__EXERCISE BRIEF__: Copy every record below, exactly as written.

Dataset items
§

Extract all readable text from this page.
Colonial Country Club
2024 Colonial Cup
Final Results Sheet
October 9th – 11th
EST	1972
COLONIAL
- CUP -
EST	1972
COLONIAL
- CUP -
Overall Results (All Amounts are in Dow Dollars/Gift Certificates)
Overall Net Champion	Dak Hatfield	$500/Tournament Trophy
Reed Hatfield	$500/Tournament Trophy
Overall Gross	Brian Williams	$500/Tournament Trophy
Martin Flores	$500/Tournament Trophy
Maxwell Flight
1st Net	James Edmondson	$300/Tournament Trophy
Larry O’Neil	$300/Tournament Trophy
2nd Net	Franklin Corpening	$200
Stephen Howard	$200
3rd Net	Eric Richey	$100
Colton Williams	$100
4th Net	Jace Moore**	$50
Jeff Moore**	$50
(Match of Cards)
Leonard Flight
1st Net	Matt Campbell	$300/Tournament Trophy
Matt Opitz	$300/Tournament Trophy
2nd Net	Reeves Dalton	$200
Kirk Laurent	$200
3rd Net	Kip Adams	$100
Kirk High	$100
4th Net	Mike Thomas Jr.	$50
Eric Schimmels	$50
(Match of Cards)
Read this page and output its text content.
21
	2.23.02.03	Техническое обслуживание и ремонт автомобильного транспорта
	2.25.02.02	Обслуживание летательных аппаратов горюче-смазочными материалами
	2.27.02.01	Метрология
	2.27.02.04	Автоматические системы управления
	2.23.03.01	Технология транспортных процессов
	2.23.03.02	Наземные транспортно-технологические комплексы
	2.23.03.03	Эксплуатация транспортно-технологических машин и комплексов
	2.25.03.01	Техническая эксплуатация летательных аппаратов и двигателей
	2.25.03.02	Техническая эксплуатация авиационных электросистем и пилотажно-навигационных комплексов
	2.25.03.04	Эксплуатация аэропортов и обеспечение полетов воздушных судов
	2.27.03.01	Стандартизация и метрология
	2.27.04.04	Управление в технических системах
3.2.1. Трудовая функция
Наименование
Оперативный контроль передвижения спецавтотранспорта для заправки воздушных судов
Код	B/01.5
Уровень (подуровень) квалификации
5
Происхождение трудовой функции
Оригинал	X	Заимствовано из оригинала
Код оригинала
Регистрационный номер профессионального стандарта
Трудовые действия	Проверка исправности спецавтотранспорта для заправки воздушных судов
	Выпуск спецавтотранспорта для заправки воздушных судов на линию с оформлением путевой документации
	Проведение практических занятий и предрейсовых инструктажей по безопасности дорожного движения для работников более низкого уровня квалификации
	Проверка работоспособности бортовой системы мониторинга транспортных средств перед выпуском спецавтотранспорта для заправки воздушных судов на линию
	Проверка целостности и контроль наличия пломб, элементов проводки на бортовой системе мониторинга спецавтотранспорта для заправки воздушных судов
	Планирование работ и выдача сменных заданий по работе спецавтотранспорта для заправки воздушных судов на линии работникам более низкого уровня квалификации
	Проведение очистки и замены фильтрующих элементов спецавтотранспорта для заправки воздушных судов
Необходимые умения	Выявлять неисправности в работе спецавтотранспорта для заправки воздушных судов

§

__WORKED ANSWER__:
Extract all readable text from this page.
Colonial Country Club
2024 Colonial Cup
Final Results Sheet
October 9th – 11th
EST	1972
COLONIAL
- CUP -
EST	1972
COLONIAL
- CUP -
Overall Results (All Amounts are in Dow Dollars/Gift Certificates)
Overall Net Champion	Dak Hatfield	$500/Tournament Trophy
Reed Hatfield	$500/Tournament Trophy
Overall Gross	Brian Williams	$500/Tournament Trophy
Martin Flores	$500/Tournament Trophy
Maxwell Flight
1st Net	James Edmondson	$300/Tournament Trophy
Larry O’Neil	$300/Tournament Trophy
2nd Net	Franklin Corpening	$200
Stephen Howard	$200
3rd Net	Eric Richey	$100
Colton Williams	$100
4th Net	Jace Moore**	$50
Jeff Moore**	$50
(Match of Cards)
Leonard Flight
1st Net	Matt Campbell	$300/Tournament Trophy
Matt Opitz	$300/Tournament Trophy
2nd Net	Reeves Dalton	$200
Kirk Laurent	$200
3rd Net	Kip Adams	$100
Kirk High	$100
4th Net	Mike Thomas Jr.	$50
Eric Schimmels	$50
(Match of Cards)
Read this page and output its text content.
21
	2.23.02.03	Техническое обслуживание и ремонт автомобильного транспорта
	2.25.02.02	Обслуживание летательных аппаратов горюче-смазочными материалами
	2.27.02.01	Метрология
	2.27.02.04	Автоматические системы управления
	2.23.03.01	Технология транспортных процессов
	2.23.03.02	Наземные транспортно-технологические комплексы
	2.23.03.03	Эксплуатация транспортно-технологических машин и комплексов
	2.25.03.01	Техническая эксплуатация летательных аппаратов и двигателей
	2.25.03.02	Техническая эксплуатация авиационных электросистем и пилотажно-навигационных комплексов
	2.25.03.04	Эксплуатация аэропортов и обеспечение полетов воздушных судов
	2.27.03.01	Стандартизация и метрология
	2.27.04.04	Управление в технических системах
3.2.1. Трудовая функция
Наименование
Оперативный контроль передвижения спецавтотранспорта для заправки воздушных судов
Код	B/01.5
Уровень (подуровень) квалификации
5
Происхождение трудовой функции
Оригинал	X	Заимствовано из оригинала
Код оригинала
Регистрационный номер профессионального стандарта
Трудовые действия	Проверка исправности спецавтотранспорта для заправки воздушных судов
	Выпуск спецавтотранспорта для заправки воздушных судов на линию с оформлением путевой документации
	Проведение практических занятий и предрейсовых инструктажей по безопасности дорожного движения для работников более низкого уровня квалификации
	Проверка работоспособности бортовой системы мониторинга транспортных средств перед выпуском спецавтотранспорта для заправки воздушных судов на линию
	Проверка целостности и контроль наличия пломб, элементов проводки на бортовой системе мониторинга спецавтотранспорта для заправки воздушных судов
	Планирование работ и выдача сменных заданий по работе спецавтотранспорта для заправки воздушных судов на линии работникам более низкого уровня квалификации
	Проведение очистки и замены фильтрующих элементов спецавтотранспорта для заправки воздушных судов
Необходимые умения	Выявлять неисправности в работе спецавтотранспорта для заправки воздушных судов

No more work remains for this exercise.